[LISTED RECORDS start]

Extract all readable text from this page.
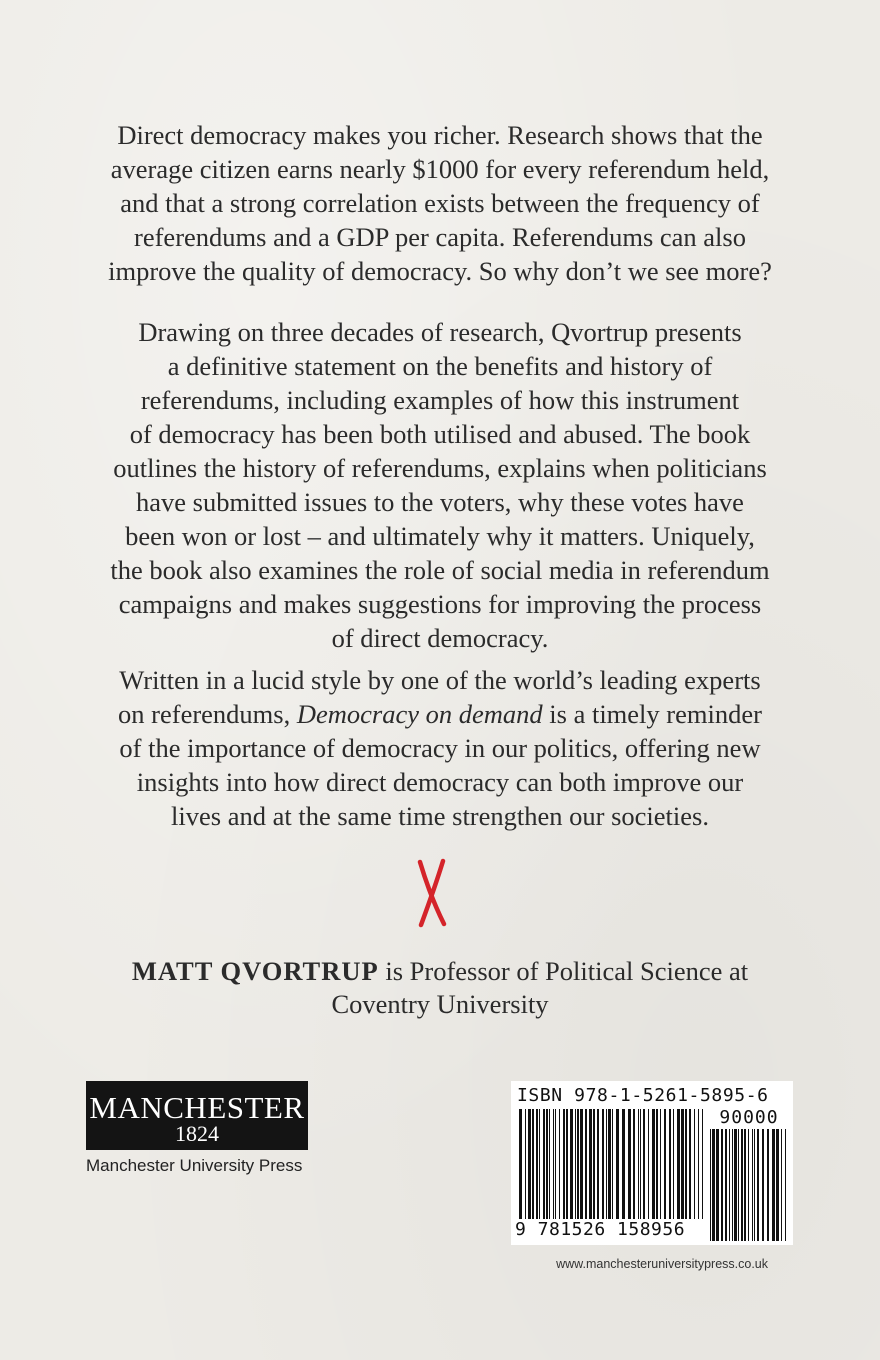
Direct democracy makes you richer. Research shows that the
average citizen earns nearly $1000 for every referendum held,
and that a strong correlation exists between the frequency of
referendums and a GDP per capita. Referendums can also
improve the quality of democracy. So why don’t we see more?

Drawing on three decades of research, Qvortrup presents
a definitive statement on the benefits and history of
referendums, including examples of how this instrument
of democracy has been both utilised and abused. The book
outlines the history of referendums, explains when politicians
have submitted issues to the voters, why these votes have
been won or lost – and ultimately why it matters. Uniquely,
the book also examines the role of social media in referendum
campaigns and makes suggestions for improving the process
of direct democracy.

Written in a lucid style by one of the world’s leading experts
on referendums, Democracy on demand is a timely reminder
of the importance of democracy in our politics, offering new
insights into how direct democracy can both improve our
lives and at the same time strengthen our societies.

MATT QVORTRUP is Professor of Political Science at
Coventry University

MANCHESTER
1824
Manchester University Press
ISBN 978-1-5261-5895-6
90000
9 781526 158956
www.manchesteruniversitypress.co.uk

[LISTED RECORDS end]

◆ **EXERCISE**
Reproduce the data verbatim. Do not carry any picture into the copy.

◆ **RESPONSE FOR THIS EXERCISE**
Extract all readable text from this page.
Direct democracy makes you richer. Research shows that the
average citizen earns nearly $1000 for every referendum held,
and that a strong correlation exists between the frequency of
referendums and a GDP per capita. Referendums can also
improve the quality of democracy. So why don’t we see more?

Drawing on three decades of research, Qvortrup presents
a definitive statement on the benefits and history of
referendums, including examples of how this instrument
of democracy has been both utilised and abused. The book
outlines the history of referendums, explains when politicians
have submitted issues to the voters, why these votes have
been won or lost – and ultimately why it matters. Uniquely,
the book also examines the role of social media in referendum
campaigns and makes suggestions for improving the process
of direct democracy.

Written in a lucid style by one of the world’s leading experts
on referendums, Democracy on demand is a timely reminder
of the importance of democracy in our politics, offering new
insights into how direct democracy can both improve our
lives and at the same time strengthen our societies.

MATT QVORTRUP is Professor of Political Science at
Coventry University

MANCHESTER
1824
Manchester University Press
ISBN 978-1-5261-5895-6
90000
9 781526 158956
www.manchesteruniversitypress.co.uk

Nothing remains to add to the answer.